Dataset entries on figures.
+++

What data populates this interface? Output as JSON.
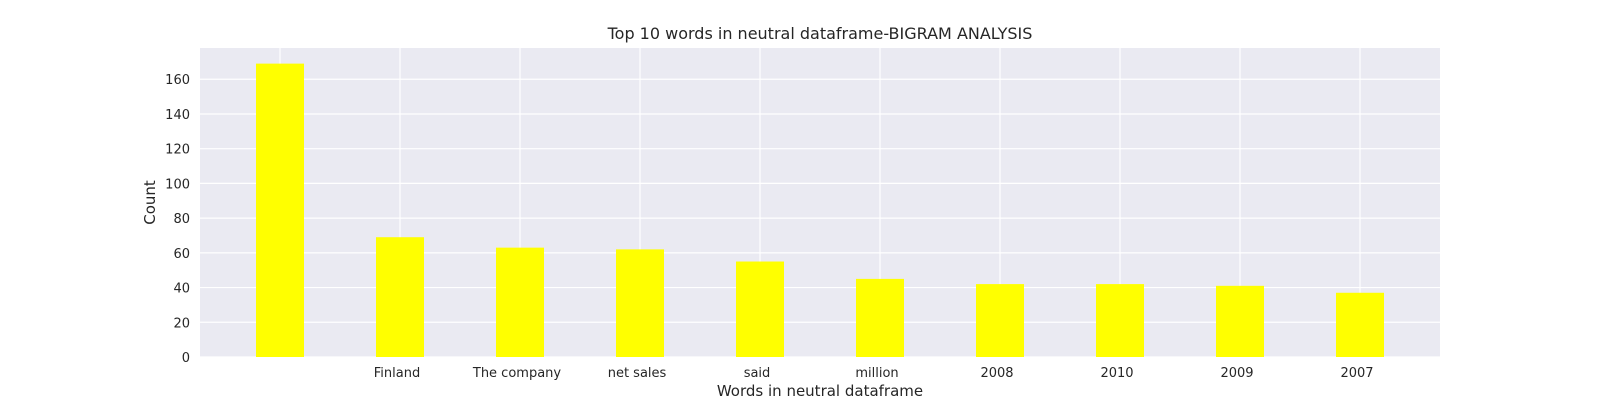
{
  "chart_data": {
    "type": "bar",
    "title": "Top 10 words in neutral dataframe-BIGRAM ANALYSIS",
    "xlabel": "Words in neutral dataframe",
    "ylabel": "Count",
    "categories": [
      "",
      "Finland",
      "The company",
      "net sales",
      "said",
      "million",
      "2008",
      "2010",
      "2009",
      "2007"
    ],
    "values": [
      169,
      69,
      63,
      62,
      55,
      45,
      42,
      42,
      41,
      37
    ],
    "ylim": [
      0,
      178
    ],
    "yticks": [
      0,
      20,
      40,
      60,
      80,
      100,
      120,
      140,
      160
    ],
    "grid": true,
    "bar_color": "#ffff00",
    "background_color": "#eaeaf2",
    "grid_color": "#ffffff"
  }
}
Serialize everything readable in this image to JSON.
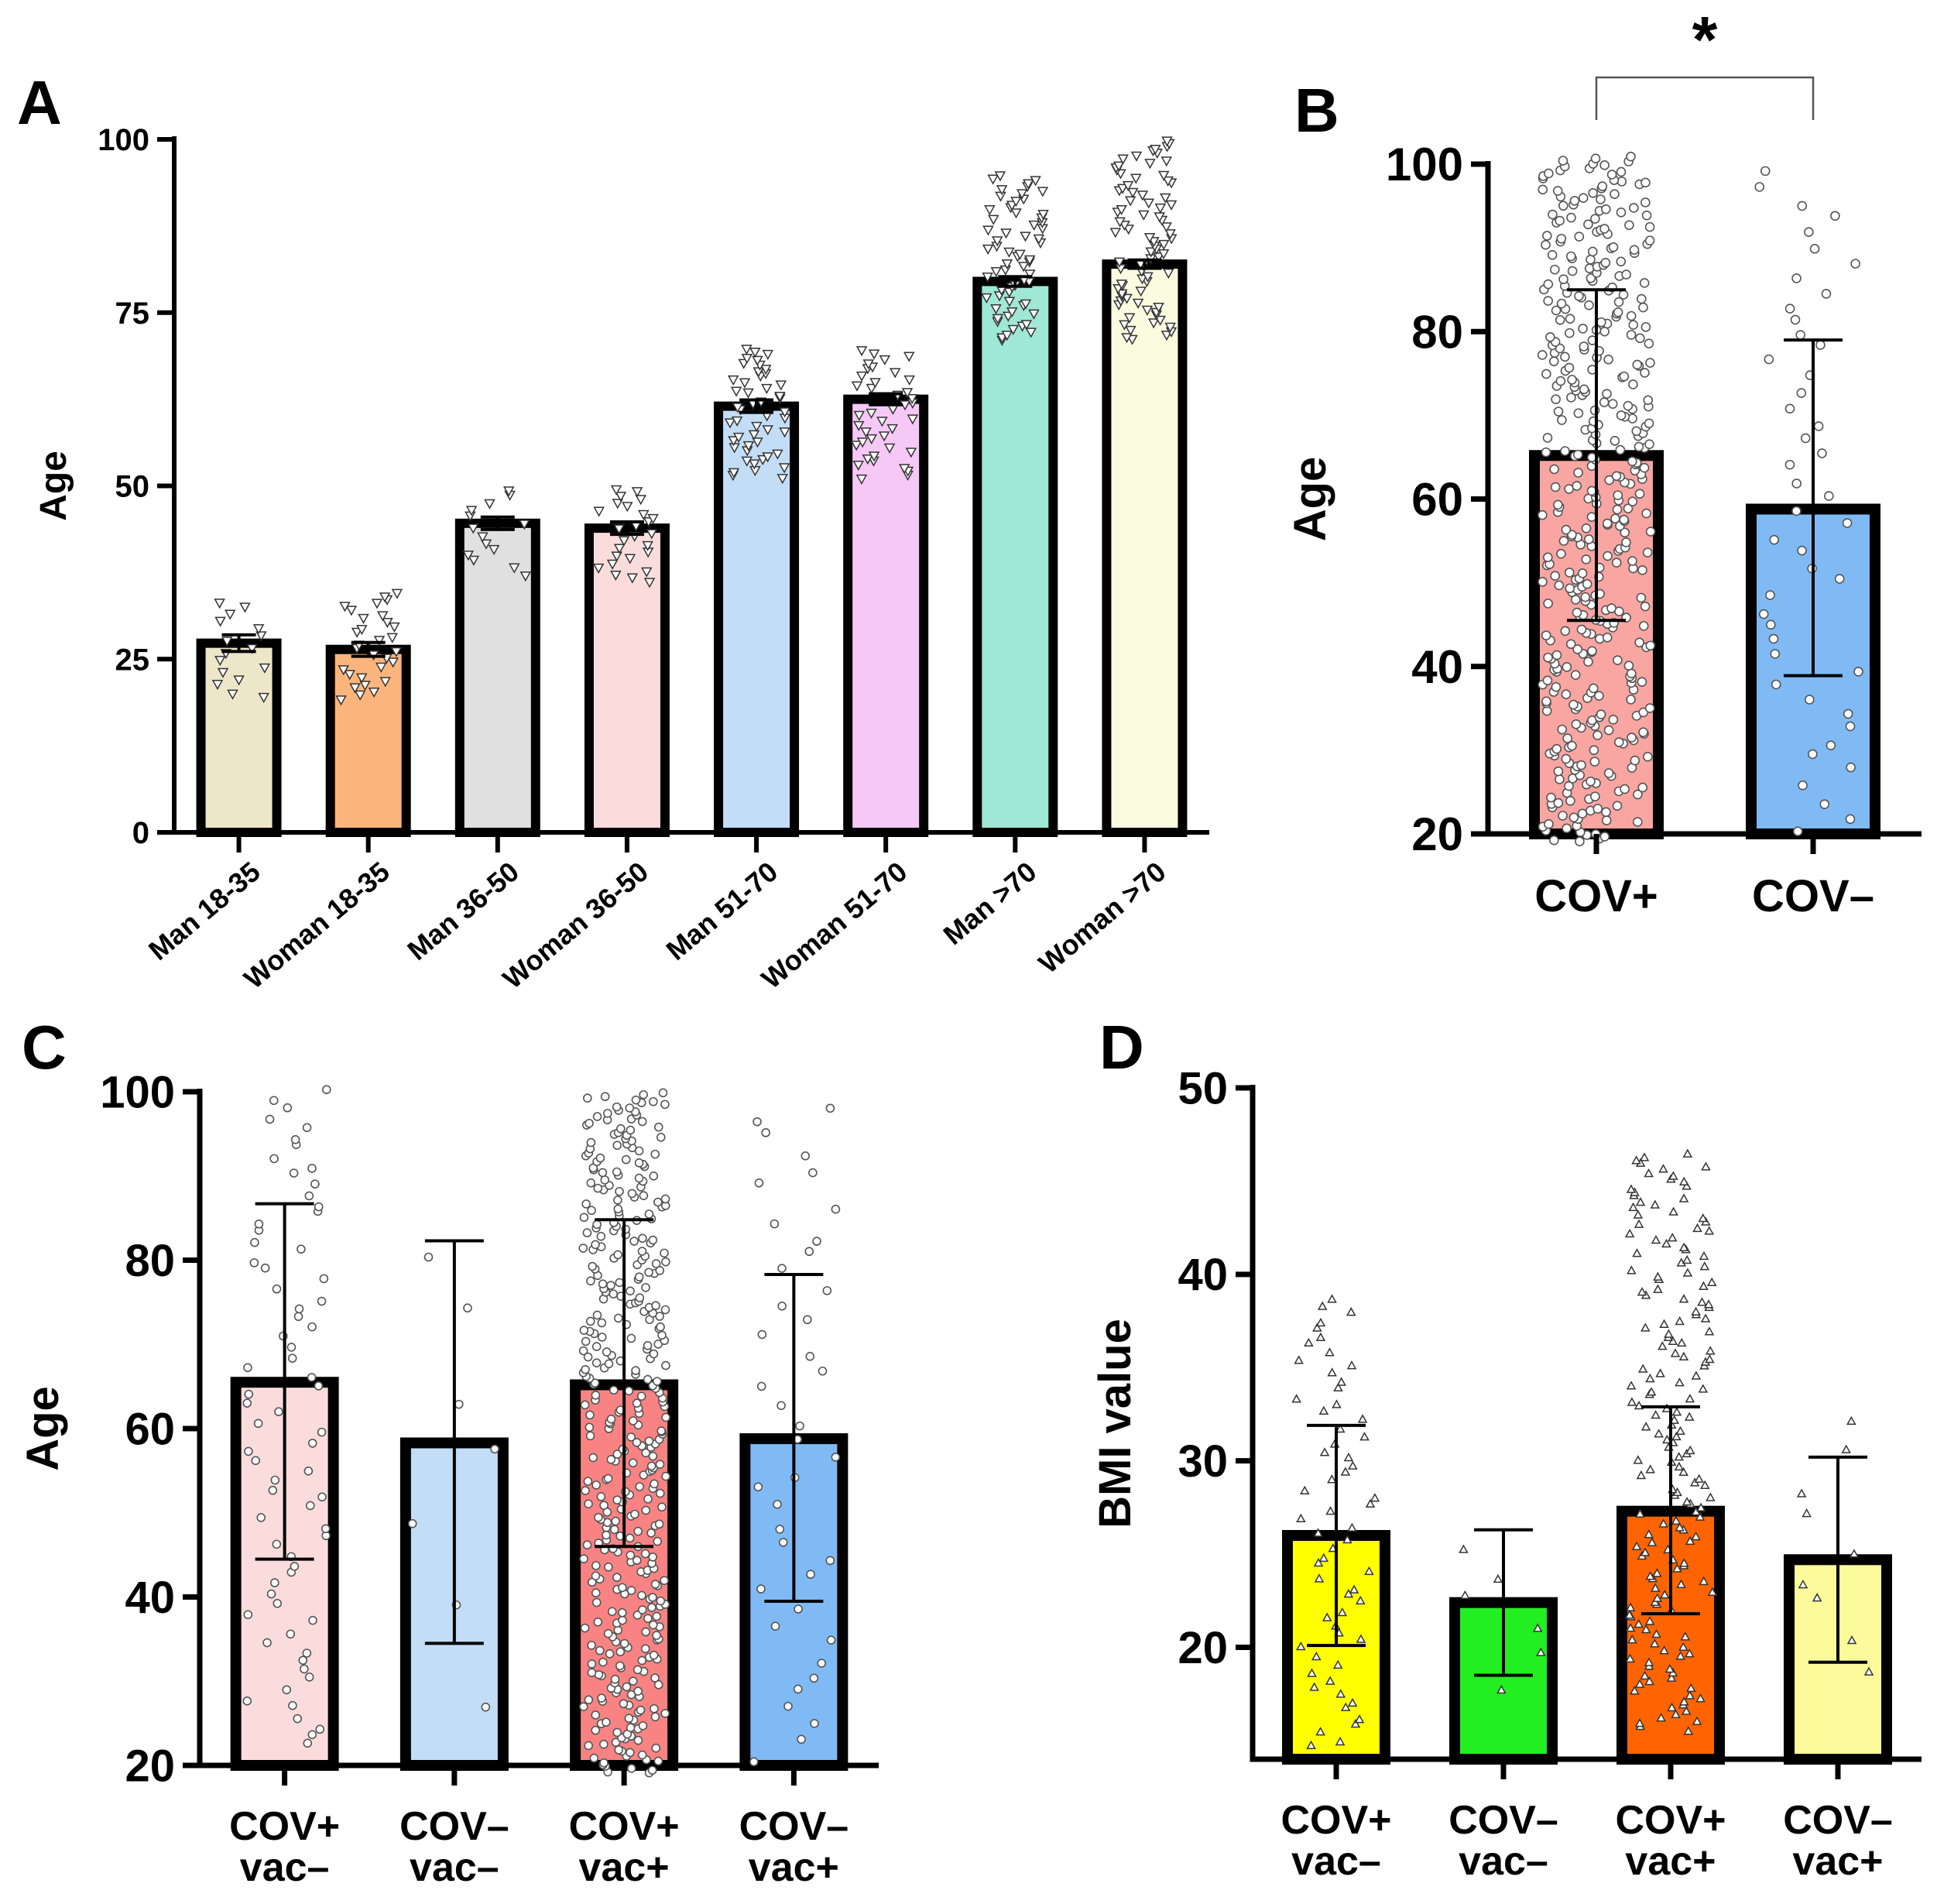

+++

What is required.
Select every line of the material above holding the word "neutral" and copy it.

Answer to the problem.
    "title": "Top 10 words in neutral dataframe-BIGRAM ANALYSIS",
    "xlabel": "Words in neutral dataframe",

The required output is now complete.